## BEGIN ROWS

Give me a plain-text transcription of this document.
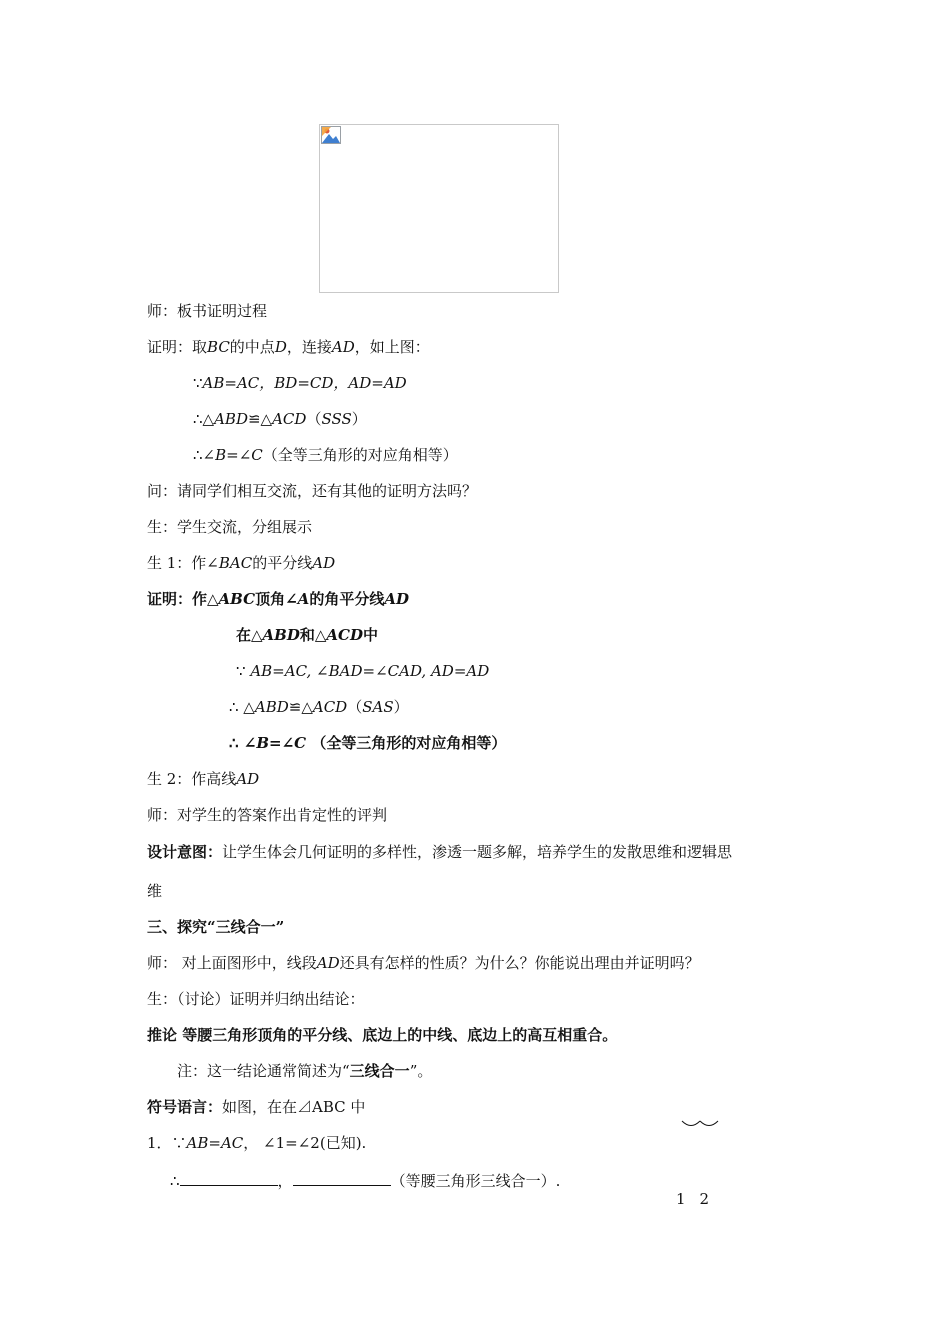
师：板书证明过程
证明：取BC的中点D，连接AD，如上图：
∵AB=AC，BD=CD，AD=AD
∴△ABD≌△ACD（SSS）
∴∠B=∠C（全等三角形的对应角相等）
问：请同学们相互交流，还有其他的证明方法吗？
生：学生交流，分组展示
生 1：作∠BAC的平分线AD
证明：作△ABC顶角∠A的角平分线AD
在△ABD和△ACD中
∵ AB=AC, ∠BAD=∠CAD, AD=AD
∴ △ABD≌△ACD（SAS）
∴ ∠B=∠C （全等三角形的对应角相等）
生 2：作高线AD
师：对学生的答案作出肯定性的评判
设计意图：让学生体会几何证明的多样性，渗透一题多解，培养学生的发散思维和逻辑思
维
三、探究“三线合一”
师： 对上面图形中，线段AD还具有怎样的性质？为什么？你能说出理由并证明吗？
生：（讨论）证明并归纳出结论：
推论 等腰三角形顶角的平分线、底边上的中线、底边上的高互相重合。
注：这一结论通常简述为“三线合一”。
符号语言：如图，在在⊿ABC 中
1．∵AB=AC， ∠1=∠2(已知).
∴	，	（等腰三角形三线合一）.
12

## END ROWS

__WHAT TO WORK ON__
Quote the records above exactly, leaving out any pictures.

__EXPECTED ANSWER__
Give me a plain-text transcription of this document.
师：板书证明过程
证明：取BC的中点D，连接AD，如上图：
∵AB=AC，BD=CD，AD=AD
∴△ABD≌△ACD（SSS）
∴∠B=∠C（全等三角形的对应角相等）
问：请同学们相互交流，还有其他的证明方法吗？
生：学生交流，分组展示
生 1：作∠BAC的平分线AD
证明：作△ABC顶角∠A的角平分线AD
在△ABD和△ACD中
∵ AB=AC, ∠BAD=∠CAD, AD=AD
∴ △ABD≌△ACD（SAS）
∴ ∠B=∠C （全等三角形的对应角相等）
生 2：作高线AD
师：对学生的答案作出肯定性的评判
设计意图：让学生体会几何证明的多样性，渗透一题多解，培养学生的发散思维和逻辑思
维
三、探究“三线合一”
师： 对上面图形中，线段AD还具有怎样的性质？为什么？你能说出理由并证明吗？
生：（讨论）证明并归纳出结论：
推论 等腰三角形顶角的平分线、底边上的中线、底边上的高互相重合。
注：这一结论通常简述为“三线合一”。
符号语言：如图，在在⊿ABC 中
1．∵AB=AC， ∠1=∠2(已知).
∴	，	（等腰三角形三线合一）.
12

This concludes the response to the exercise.